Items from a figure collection
|---|
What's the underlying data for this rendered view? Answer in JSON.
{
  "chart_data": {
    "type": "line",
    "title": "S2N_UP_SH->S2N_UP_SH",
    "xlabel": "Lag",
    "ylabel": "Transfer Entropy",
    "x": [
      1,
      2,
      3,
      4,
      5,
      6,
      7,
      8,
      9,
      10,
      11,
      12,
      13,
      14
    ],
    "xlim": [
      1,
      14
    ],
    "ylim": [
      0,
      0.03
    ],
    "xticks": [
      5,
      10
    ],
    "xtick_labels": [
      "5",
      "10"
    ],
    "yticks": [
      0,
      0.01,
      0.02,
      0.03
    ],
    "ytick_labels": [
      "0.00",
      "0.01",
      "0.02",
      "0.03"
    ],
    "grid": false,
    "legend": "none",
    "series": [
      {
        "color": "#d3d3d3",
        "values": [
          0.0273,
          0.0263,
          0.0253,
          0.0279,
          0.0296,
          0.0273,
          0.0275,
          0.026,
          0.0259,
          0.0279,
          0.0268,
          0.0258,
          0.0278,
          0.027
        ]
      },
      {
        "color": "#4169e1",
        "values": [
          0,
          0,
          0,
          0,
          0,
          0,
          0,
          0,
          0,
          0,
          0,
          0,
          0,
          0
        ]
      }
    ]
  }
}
|---|
▸ **What the task asks**:
Retype the data in full and match it exactly.

▸ **Exercise response**:
What's the underlying data for this rendered view? Answer in JSON.
{
  "chart_data": {
    "type": "line",
    "title": "S2N_UP_SH->S2N_UP_SH",
    "xlabel": "Lag",
    "ylabel": "Transfer Entropy",
    "x": [
      1,
      2,
      3,
      4,
      5,
      6,
      7,
      8,
      9,
      10,
      11,
      12,
      13,
      14
    ],
    "xlim": [
      1,
      14
    ],
    "ylim": [
      0,
      0.03
    ],
    "xticks": [
      5,
      10
    ],
    "xtick_labels": [
      "5",
      "10"
    ],
    "yticks": [
      0,
      0.01,
      0.02,
      0.03
    ],
    "ytick_labels": [
      "0.00",
      "0.01",
      "0.02",
      "0.03"
    ],
    "grid": false,
    "legend": "none",
    "series": [
      {
        "color": "#d3d3d3",
        "values": [
          0.0273,
          0.0263,
          0.0253,
          0.0279,
          0.0296,
          0.0273,
          0.0275,
          0.026,
          0.0259,
          0.0279,
          0.0268,
          0.0258,
          0.0278,
          0.027
        ]
      },
      {
        "color": "#4169e1",
        "values": [
          0,
          0,
          0,
          0,
          0,
          0,
          0,
          0,
          0,
          0,
          0,
          0,
          0,
          0
        ]
      }
    ]
  }
}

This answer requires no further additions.